◆ Written exercise: Repeat every entry in the listing below, exactly.

◆ Materials provided:
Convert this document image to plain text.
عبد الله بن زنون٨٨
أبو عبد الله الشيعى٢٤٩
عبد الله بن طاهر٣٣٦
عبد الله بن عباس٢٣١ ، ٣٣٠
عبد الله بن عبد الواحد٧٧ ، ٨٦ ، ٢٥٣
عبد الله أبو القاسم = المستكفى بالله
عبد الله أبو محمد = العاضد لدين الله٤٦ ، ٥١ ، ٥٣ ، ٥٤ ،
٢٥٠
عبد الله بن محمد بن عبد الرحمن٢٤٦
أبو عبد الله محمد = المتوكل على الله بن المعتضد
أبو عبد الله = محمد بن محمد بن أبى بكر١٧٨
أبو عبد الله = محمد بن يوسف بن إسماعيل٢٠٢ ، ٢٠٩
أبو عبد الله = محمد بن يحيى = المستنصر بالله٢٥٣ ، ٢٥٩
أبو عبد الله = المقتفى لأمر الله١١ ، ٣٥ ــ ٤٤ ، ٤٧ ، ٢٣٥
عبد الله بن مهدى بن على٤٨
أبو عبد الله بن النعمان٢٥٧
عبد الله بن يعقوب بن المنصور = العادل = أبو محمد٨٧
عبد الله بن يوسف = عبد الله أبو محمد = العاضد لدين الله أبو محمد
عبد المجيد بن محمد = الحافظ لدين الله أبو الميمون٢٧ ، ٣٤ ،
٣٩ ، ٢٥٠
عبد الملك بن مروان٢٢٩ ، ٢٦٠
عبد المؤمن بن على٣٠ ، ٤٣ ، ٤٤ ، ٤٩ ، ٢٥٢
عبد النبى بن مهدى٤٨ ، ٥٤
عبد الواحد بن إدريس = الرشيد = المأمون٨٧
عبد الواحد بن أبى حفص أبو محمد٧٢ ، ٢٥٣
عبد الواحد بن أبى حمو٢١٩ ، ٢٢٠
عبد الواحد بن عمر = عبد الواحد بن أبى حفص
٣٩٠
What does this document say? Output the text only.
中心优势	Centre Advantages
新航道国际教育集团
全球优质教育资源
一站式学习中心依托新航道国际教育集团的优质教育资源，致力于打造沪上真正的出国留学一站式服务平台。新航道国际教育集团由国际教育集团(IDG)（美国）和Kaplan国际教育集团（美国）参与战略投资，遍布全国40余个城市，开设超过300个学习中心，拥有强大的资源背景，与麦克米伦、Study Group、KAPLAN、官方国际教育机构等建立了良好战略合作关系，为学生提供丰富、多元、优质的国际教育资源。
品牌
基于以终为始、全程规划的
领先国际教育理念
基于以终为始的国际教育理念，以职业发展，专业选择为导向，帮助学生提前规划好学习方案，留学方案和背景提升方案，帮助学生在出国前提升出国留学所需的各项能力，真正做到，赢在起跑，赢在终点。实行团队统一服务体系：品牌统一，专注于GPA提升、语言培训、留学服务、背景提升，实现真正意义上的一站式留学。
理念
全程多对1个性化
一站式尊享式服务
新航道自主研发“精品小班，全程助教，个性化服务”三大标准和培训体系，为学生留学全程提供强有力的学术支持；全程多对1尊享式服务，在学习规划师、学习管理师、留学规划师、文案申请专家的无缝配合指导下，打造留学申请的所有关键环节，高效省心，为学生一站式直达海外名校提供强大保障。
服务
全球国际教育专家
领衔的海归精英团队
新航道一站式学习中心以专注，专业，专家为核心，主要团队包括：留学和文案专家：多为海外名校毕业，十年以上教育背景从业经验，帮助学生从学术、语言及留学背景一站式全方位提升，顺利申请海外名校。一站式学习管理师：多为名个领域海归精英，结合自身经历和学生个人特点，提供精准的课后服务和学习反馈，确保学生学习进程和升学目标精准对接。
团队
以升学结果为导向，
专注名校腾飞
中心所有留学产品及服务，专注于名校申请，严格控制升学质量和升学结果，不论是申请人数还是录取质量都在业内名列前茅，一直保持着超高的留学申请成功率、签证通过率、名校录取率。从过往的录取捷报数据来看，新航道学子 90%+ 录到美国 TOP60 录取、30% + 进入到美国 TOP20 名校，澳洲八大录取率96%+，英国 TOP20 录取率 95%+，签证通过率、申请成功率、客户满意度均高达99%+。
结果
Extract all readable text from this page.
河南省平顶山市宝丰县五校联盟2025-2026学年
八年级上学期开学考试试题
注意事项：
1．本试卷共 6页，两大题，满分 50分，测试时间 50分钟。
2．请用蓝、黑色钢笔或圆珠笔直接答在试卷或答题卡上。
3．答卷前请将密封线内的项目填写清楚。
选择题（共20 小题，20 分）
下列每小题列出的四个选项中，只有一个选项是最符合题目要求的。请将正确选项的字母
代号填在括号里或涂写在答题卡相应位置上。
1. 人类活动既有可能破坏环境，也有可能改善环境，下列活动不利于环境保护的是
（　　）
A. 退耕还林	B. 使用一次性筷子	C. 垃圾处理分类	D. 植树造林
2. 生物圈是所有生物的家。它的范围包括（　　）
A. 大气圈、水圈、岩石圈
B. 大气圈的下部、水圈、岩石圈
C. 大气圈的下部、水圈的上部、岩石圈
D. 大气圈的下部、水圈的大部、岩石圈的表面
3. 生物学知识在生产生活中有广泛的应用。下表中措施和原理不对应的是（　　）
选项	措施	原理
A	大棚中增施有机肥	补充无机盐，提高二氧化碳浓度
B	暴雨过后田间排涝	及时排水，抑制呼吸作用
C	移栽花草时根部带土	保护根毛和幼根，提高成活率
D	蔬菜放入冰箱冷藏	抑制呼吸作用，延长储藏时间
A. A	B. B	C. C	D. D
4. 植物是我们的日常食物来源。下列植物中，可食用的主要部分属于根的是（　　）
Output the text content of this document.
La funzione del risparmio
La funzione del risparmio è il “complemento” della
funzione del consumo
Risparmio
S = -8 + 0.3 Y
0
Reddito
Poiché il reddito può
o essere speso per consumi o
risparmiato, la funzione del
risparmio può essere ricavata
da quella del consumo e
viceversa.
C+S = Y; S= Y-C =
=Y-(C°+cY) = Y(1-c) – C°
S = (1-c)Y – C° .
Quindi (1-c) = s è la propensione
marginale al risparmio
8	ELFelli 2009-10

◆ Answer to this problem:
Convert this document image to plain text.
عبد الله بن زنون٨٨
أبو عبد الله الشيعى٢٤٩
عبد الله بن طاهر٣٣٦
عبد الله بن عباس٢٣١ ، ٣٣٠
عبد الله بن عبد الواحد٧٧ ، ٨٦ ، ٢٥٣
عبد الله أبو القاسم = المستكفى بالله
عبد الله أبو محمد = العاضد لدين الله٤٦ ، ٥١ ، ٥٣ ، ٥٤ ،
٢٥٠
عبد الله بن محمد بن عبد الرحمن٢٤٦
أبو عبد الله محمد = المتوكل على الله بن المعتضد
أبو عبد الله = محمد بن محمد بن أبى بكر١٧٨
أبو عبد الله = محمد بن يوسف بن إسماعيل٢٠٢ ، ٢٠٩
أبو عبد الله = محمد بن يحيى = المستنصر بالله٢٥٣ ، ٢٥٩
أبو عبد الله = المقتفى لأمر الله١١ ، ٣٥ ــ ٤٤ ، ٤٧ ، ٢٣٥
عبد الله بن مهدى بن على٤٨
أبو عبد الله بن النعمان٢٥٧
عبد الله بن يعقوب بن المنصور = العادل = أبو محمد٨٧
عبد الله بن يوسف = عبد الله أبو محمد = العاضد لدين الله أبو محمد
عبد المجيد بن محمد = الحافظ لدين الله أبو الميمون٢٧ ، ٣٤ ،
٣٩ ، ٢٥٠
عبد الملك بن مروان٢٢٩ ، ٢٦٠
عبد المؤمن بن على٣٠ ، ٤٣ ، ٤٤ ، ٤٩ ، ٢٥٢
عبد النبى بن مهدى٤٨ ، ٥٤
عبد الواحد بن إدريس = الرشيد = المأمون٨٧
عبد الواحد بن أبى حفص أبو محمد٧٢ ، ٢٥٣
عبد الواحد بن أبى حمو٢١٩ ، ٢٢٠
عبد الواحد بن عمر = عبد الواحد بن أبى حفص
٣٩٠
What does this document say? Output the text only.
中心优势	Centre Advantages
新航道国际教育集团
全球优质教育资源
一站式学习中心依托新航道国际教育集团的优质教育资源，致力于打造沪上真正的出国留学一站式服务平台。新航道国际教育集团由国际教育集团(IDG)（美国）和Kaplan国际教育集团（美国）参与战略投资，遍布全国40余个城市，开设超过300个学习中心，拥有强大的资源背景，与麦克米伦、Study Group、KAPLAN、官方国际教育机构等建立了良好战略合作关系，为学生提供丰富、多元、优质的国际教育资源。
品牌
基于以终为始、全程规划的
领先国际教育理念
基于以终为始的国际教育理念，以职业发展，专业选择为导向，帮助学生提前规划好学习方案，留学方案和背景提升方案，帮助学生在出国前提升出国留学所需的各项能力，真正做到，赢在起跑，赢在终点。实行团队统一服务体系：品牌统一，专注于GPA提升、语言培训、留学服务、背景提升，实现真正意义上的一站式留学。
理念
全程多对1个性化
一站式尊享式服务
新航道自主研发“精品小班，全程助教，个性化服务”三大标准和培训体系，为学生留学全程提供强有力的学术支持；全程多对1尊享式服务，在学习规划师、学习管理师、留学规划师、文案申请专家的无缝配合指导下，打造留学申请的所有关键环节，高效省心，为学生一站式直达海外名校提供强大保障。
服务
全球国际教育专家
领衔的海归精英团队
新航道一站式学习中心以专注，专业，专家为核心，主要团队包括：留学和文案专家：多为海外名校毕业，十年以上教育背景从业经验，帮助学生从学术、语言及留学背景一站式全方位提升，顺利申请海外名校。一站式学习管理师：多为名个领域海归精英，结合自身经历和学生个人特点，提供精准的课后服务和学习反馈，确保学生学习进程和升学目标精准对接。
团队
以升学结果为导向，
专注名校腾飞
中心所有留学产品及服务，专注于名校申请，严格控制升学质量和升学结果，不论是申请人数还是录取质量都在业内名列前茅，一直保持着超高的留学申请成功率、签证通过率、名校录取率。从过往的录取捷报数据来看，新航道学子 90%+ 录到美国 TOP60 录取、30% + 进入到美国 TOP20 名校，澳洲八大录取率96%+，英国 TOP20 录取率 95%+，签证通过率、申请成功率、客户满意度均高达99%+。
结果
Extract all readable text from this page.
河南省平顶山市宝丰县五校联盟2025-2026学年
八年级上学期开学考试试题
注意事项：
1．本试卷共 6页，两大题，满分 50分，测试时间 50分钟。
2．请用蓝、黑色钢笔或圆珠笔直接答在试卷或答题卡上。
3．答卷前请将密封线内的项目填写清楚。
选择题（共20 小题，20 分）
下列每小题列出的四个选项中，只有一个选项是最符合题目要求的。请将正确选项的字母
代号填在括号里或涂写在答题卡相应位置上。
1. 人类活动既有可能破坏环境，也有可能改善环境，下列活动不利于环境保护的是
（　　）
A. 退耕还林	B. 使用一次性筷子	C. 垃圾处理分类	D. 植树造林
2. 生物圈是所有生物的家。它的范围包括（　　）
A. 大气圈、水圈、岩石圈
B. 大气圈的下部、水圈、岩石圈
C. 大气圈的下部、水圈的上部、岩石圈
D. 大气圈的下部、水圈的大部、岩石圈的表面
3. 生物学知识在生产生活中有广泛的应用。下表中措施和原理不对应的是（　　）
选项	措施	原理
A	大棚中增施有机肥	补充无机盐，提高二氧化碳浓度
B	暴雨过后田间排涝	及时排水，抑制呼吸作用
C	移栽花草时根部带土	保护根毛和幼根，提高成活率
D	蔬菜放入冰箱冷藏	抑制呼吸作用，延长储藏时间
A. A	B. B	C. C	D. D
4. 植物是我们的日常食物来源。下列植物中，可食用的主要部分属于根的是（　　）
Output the text content of this document.
La funzione del risparmio
La funzione del risparmio è il “complemento” della
funzione del consumo
Risparmio
S = -8 + 0.3 Y
0
Reddito
Poiché il reddito può
o essere speso per consumi o
risparmiato, la funzione del
risparmio può essere ricavata
da quella del consumo e
viceversa.
C+S = Y; S= Y-C =
=Y-(C°+cY) = Y(1-c) – C°
S = (1-c)Y – C° .
Quindi (1-c) = s è la propensione
marginale al risparmio
8	ELFelli 2009-10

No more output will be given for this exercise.